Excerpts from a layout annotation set
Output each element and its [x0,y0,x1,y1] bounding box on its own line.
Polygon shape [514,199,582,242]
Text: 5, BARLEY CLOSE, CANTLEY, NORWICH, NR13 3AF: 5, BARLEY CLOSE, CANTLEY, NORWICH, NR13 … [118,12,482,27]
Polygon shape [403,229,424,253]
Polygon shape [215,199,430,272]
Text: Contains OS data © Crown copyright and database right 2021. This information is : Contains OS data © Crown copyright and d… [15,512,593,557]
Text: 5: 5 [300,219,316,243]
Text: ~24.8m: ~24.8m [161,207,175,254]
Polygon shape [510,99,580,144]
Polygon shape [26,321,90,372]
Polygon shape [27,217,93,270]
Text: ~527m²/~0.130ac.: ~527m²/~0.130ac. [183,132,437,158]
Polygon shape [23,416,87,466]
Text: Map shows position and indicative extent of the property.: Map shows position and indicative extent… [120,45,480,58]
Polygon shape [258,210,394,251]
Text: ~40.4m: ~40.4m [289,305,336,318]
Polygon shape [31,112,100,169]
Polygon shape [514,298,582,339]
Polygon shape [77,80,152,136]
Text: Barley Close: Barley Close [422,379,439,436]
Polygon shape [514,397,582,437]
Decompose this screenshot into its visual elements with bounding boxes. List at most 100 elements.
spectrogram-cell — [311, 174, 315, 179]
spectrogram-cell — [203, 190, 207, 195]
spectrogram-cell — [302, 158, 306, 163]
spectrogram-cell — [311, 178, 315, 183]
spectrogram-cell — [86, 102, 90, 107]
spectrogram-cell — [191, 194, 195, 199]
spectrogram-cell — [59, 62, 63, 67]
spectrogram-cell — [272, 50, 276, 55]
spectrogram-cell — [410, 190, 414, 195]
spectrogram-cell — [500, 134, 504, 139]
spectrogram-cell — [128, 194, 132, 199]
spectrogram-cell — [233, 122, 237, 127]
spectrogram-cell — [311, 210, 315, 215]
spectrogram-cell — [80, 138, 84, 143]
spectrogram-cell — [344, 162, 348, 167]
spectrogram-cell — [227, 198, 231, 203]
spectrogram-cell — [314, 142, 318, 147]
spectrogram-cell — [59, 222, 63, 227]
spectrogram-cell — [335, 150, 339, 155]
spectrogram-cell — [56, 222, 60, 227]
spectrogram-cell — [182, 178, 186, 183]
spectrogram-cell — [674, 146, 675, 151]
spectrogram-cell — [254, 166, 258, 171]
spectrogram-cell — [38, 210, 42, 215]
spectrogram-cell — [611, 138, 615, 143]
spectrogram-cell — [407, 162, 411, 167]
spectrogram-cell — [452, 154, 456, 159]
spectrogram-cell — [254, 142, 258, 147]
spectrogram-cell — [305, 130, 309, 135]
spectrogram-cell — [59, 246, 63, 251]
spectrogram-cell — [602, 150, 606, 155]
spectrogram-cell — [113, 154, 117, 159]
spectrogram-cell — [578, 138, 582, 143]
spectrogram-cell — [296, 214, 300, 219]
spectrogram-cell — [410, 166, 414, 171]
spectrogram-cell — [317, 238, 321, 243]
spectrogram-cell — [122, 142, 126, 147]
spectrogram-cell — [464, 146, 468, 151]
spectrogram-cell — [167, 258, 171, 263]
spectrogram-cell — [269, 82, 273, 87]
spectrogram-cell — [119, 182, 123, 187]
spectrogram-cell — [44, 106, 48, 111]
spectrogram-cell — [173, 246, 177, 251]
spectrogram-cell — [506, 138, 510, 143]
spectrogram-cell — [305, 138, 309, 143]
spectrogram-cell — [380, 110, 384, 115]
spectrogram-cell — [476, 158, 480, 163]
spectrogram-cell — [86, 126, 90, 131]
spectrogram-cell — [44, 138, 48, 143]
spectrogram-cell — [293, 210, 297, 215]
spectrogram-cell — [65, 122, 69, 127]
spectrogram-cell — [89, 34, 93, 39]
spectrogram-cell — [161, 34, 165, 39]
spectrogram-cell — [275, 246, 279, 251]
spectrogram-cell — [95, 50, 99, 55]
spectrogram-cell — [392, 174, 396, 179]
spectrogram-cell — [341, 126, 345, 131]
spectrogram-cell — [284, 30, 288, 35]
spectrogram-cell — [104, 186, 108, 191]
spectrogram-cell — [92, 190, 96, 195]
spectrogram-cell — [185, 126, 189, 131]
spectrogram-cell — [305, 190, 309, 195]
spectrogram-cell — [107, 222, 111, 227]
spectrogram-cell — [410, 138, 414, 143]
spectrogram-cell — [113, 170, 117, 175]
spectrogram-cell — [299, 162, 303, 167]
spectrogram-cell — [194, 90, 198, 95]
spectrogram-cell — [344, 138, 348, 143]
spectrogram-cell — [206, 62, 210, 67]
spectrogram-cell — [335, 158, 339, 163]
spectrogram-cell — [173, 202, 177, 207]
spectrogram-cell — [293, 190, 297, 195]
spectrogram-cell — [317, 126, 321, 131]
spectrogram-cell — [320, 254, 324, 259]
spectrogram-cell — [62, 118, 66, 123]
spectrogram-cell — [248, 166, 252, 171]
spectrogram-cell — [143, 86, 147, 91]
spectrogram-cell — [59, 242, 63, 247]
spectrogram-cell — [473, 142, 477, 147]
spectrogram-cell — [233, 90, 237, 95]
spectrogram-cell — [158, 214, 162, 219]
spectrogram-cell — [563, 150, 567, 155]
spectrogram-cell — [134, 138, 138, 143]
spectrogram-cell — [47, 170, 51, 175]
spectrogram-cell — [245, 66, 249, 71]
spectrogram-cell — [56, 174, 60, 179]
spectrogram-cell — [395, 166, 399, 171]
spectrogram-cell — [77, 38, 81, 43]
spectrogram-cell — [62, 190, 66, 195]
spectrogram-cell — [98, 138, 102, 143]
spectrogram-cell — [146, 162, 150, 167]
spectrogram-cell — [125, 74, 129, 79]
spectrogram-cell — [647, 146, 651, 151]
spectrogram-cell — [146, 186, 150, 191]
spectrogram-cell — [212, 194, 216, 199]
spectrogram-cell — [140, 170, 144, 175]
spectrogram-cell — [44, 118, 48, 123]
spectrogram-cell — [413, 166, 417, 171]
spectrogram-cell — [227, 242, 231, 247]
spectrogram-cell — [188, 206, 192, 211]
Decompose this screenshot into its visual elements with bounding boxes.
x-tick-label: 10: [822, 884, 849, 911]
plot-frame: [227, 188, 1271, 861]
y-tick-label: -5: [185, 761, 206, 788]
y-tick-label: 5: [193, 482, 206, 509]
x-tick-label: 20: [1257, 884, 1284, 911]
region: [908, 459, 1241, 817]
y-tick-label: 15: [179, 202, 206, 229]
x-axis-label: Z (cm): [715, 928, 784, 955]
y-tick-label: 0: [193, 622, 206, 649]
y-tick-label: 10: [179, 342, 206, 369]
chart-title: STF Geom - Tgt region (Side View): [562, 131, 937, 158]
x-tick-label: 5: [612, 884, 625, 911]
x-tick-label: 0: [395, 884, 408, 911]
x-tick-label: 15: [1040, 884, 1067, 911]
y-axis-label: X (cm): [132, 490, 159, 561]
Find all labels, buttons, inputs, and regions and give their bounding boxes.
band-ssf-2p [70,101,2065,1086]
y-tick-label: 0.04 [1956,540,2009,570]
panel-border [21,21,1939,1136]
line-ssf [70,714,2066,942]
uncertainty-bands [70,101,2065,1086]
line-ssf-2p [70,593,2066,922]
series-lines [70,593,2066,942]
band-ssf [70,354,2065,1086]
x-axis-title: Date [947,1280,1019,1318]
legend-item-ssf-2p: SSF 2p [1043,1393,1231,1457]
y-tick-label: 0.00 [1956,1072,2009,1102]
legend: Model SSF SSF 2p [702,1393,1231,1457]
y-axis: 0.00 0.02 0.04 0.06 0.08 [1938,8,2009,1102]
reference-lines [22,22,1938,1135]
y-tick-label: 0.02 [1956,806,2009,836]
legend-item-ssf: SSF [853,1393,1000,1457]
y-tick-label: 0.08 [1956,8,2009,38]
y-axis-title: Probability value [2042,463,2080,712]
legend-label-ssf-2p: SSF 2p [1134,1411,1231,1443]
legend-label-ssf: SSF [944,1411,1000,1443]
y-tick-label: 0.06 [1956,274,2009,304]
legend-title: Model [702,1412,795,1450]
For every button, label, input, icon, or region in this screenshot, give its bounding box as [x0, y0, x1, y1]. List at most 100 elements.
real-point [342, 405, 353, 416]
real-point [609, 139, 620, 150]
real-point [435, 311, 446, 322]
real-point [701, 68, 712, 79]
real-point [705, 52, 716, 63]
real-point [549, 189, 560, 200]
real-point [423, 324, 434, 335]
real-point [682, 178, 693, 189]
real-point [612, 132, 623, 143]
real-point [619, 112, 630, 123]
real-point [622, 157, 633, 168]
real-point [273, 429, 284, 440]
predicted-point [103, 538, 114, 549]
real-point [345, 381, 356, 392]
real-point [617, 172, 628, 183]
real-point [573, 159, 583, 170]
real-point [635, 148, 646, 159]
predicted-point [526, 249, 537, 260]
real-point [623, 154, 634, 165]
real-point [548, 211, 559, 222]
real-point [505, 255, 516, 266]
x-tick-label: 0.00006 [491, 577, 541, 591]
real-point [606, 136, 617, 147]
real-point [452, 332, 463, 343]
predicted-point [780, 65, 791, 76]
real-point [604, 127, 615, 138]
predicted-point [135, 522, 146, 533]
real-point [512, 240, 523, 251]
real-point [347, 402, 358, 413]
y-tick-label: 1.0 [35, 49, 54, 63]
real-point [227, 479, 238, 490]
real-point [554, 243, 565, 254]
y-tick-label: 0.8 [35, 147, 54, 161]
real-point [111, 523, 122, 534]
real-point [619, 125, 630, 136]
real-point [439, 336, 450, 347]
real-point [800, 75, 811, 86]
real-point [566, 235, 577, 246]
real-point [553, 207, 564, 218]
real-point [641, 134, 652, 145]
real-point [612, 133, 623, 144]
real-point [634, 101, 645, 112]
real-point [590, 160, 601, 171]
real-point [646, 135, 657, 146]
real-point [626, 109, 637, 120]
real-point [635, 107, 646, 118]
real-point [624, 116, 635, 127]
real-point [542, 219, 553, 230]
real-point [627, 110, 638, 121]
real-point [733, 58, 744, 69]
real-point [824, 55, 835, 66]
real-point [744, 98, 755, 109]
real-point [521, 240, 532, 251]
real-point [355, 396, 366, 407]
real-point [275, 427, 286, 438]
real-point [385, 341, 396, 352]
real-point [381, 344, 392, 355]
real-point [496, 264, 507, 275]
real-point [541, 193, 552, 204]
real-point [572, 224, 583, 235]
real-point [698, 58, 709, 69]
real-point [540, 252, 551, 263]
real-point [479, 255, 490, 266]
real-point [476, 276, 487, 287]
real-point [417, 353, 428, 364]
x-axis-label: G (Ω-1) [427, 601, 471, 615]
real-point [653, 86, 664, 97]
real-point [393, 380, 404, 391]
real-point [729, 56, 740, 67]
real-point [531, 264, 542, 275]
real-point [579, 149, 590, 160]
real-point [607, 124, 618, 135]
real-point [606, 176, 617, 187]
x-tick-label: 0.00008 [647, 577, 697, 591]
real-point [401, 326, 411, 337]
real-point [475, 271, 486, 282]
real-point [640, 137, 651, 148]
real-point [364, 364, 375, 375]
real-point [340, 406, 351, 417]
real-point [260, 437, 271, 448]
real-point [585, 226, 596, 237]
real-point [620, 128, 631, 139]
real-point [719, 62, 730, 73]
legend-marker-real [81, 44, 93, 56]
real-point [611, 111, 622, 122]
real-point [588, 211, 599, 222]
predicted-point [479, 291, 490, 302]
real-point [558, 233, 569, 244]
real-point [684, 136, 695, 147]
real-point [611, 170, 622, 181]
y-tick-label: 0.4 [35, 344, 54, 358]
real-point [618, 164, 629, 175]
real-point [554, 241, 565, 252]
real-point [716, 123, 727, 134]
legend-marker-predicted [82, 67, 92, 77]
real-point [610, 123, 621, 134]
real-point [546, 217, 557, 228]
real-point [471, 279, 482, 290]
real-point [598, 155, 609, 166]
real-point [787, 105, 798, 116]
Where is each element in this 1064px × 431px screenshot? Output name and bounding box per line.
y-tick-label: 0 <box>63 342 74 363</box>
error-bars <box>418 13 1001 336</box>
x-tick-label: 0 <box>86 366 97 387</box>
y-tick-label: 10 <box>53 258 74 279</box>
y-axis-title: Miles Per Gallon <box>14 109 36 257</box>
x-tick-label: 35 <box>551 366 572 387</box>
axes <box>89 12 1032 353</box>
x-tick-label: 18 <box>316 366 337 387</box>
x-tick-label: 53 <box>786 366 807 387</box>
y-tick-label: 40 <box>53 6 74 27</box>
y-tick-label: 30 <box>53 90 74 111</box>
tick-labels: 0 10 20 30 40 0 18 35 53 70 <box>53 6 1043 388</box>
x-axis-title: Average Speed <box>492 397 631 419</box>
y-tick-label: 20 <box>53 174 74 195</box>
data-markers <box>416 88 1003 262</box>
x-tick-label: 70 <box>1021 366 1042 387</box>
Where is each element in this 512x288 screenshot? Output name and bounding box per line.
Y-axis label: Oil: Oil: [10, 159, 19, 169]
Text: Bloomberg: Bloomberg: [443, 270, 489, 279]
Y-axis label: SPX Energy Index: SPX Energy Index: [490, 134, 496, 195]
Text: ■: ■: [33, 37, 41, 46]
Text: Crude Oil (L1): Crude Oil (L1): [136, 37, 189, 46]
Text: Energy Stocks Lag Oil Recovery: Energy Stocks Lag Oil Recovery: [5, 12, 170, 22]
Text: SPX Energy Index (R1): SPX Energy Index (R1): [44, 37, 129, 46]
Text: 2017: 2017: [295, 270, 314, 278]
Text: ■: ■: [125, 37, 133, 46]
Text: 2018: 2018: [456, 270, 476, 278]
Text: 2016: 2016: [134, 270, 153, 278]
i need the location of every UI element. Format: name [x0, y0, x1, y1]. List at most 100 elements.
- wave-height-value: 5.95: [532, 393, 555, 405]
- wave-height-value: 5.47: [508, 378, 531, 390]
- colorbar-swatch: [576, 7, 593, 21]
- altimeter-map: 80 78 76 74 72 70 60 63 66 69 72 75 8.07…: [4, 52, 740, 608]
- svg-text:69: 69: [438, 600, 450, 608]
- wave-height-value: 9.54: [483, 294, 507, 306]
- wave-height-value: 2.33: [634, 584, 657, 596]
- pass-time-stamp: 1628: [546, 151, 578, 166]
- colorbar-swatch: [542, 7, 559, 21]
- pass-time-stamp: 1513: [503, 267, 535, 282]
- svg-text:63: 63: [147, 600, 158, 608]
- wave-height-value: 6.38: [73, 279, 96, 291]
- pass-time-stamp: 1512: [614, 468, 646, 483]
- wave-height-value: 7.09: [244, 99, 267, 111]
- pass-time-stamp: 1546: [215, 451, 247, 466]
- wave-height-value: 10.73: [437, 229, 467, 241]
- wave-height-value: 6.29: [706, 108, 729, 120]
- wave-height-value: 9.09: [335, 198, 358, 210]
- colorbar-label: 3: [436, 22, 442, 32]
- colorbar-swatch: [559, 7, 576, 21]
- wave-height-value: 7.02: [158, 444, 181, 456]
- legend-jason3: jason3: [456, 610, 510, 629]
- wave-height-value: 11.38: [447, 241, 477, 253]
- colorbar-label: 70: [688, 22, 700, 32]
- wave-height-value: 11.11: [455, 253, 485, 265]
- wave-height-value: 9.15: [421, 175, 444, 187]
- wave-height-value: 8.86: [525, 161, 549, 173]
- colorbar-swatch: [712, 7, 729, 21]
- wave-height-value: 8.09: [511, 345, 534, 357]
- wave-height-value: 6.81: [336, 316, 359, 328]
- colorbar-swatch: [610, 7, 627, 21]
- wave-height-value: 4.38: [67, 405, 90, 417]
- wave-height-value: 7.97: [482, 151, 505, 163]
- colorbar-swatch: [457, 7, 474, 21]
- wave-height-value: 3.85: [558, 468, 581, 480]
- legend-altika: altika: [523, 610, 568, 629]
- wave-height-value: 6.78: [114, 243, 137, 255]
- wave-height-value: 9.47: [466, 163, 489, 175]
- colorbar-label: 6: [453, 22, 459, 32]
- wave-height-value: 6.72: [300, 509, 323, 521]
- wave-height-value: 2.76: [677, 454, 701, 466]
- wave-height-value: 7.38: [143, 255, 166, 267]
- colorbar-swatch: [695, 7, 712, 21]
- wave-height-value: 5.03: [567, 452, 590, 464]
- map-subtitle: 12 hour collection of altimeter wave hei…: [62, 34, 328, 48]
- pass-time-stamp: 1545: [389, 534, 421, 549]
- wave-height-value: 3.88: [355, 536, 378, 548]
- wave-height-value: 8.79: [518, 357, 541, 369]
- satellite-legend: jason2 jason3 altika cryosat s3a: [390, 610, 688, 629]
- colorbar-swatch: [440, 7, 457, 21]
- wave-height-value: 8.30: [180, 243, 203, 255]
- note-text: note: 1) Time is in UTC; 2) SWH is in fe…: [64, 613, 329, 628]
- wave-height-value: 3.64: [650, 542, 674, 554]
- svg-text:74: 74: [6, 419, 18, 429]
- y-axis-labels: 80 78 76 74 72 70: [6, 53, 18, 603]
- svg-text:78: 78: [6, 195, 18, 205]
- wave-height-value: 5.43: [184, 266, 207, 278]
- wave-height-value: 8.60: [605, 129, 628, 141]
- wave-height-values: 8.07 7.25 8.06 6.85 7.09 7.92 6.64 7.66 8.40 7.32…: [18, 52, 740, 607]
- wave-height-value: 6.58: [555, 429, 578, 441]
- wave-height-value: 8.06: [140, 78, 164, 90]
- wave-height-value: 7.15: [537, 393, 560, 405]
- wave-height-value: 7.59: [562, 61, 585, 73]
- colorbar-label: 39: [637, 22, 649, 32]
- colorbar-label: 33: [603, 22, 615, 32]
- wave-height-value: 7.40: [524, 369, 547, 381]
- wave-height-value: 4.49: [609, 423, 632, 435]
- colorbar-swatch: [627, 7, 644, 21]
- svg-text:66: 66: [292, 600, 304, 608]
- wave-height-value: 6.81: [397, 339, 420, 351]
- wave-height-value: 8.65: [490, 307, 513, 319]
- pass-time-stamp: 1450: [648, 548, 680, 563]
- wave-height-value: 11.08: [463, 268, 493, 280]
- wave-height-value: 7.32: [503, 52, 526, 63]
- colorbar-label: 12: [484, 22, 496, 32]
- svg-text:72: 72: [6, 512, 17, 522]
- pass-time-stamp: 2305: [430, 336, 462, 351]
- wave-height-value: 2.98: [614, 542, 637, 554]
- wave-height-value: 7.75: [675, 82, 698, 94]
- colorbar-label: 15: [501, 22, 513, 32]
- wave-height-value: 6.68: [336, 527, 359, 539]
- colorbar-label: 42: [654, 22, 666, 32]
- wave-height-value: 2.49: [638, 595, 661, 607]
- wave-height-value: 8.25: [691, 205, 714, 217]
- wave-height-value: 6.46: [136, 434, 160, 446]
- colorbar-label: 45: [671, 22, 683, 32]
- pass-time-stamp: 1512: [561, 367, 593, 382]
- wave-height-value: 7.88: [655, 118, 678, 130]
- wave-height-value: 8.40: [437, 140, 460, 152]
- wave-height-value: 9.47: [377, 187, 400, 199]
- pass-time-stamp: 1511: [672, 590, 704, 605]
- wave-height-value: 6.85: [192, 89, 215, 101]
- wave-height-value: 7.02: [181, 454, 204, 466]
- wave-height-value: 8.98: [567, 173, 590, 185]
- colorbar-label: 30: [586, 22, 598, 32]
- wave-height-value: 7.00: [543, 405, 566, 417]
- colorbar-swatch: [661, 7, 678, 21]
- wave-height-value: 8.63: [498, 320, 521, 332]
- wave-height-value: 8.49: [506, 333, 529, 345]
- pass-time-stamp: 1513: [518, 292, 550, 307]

## STATED EXERCISE
Could you retype the stretch from the start of the records through the line containing "spectrogram-cell — [311, 174, 315, 179]", both ends included?

## SOLVED EXERCISE
Output each element and its [x0,y0,x1,y1] bounding box on its own line.
Polygon shape [514,199,582,242]
Text: 5, BARLEY CLOSE, CANTLEY, NORWICH, NR13 3AF: 5, BARLEY CLOSE, CANTLEY, NORWICH, NR13 … [118,12,482,27]
Polygon shape [403,229,424,253]
Polygon shape [215,199,430,272]
Text: Contains OS data © Crown copyright and database right 2021. This information is : Contains OS data © Crown copyright and d… [15,512,593,557]
Text: 5: 5 [300,219,316,243]
Text: ~24.8m: ~24.8m [161,207,175,254]
Polygon shape [510,99,580,144]
Polygon shape [26,321,90,372]
Polygon shape [27,217,93,270]
Text: ~527m²/~0.130ac.: ~527m²/~0.130ac. [183,132,437,158]
Polygon shape [23,416,87,466]
Text: Map shows position and indicative extent of the property.: Map shows position and indicative extent… [120,45,480,58]
Polygon shape [258,210,394,251]
Text: ~40.4m: ~40.4m [289,305,336,318]
Polygon shape [31,112,100,169]
Polygon shape [514,298,582,339]
Polygon shape [77,80,152,136]
Text: Barley Close: Barley Close [422,379,439,436]
Polygon shape [514,397,582,437]
Decompose this screenshot into its visual elements with bounding boxes. List at most 100 elements.
spectrogram-cell — [311, 174, 315, 179]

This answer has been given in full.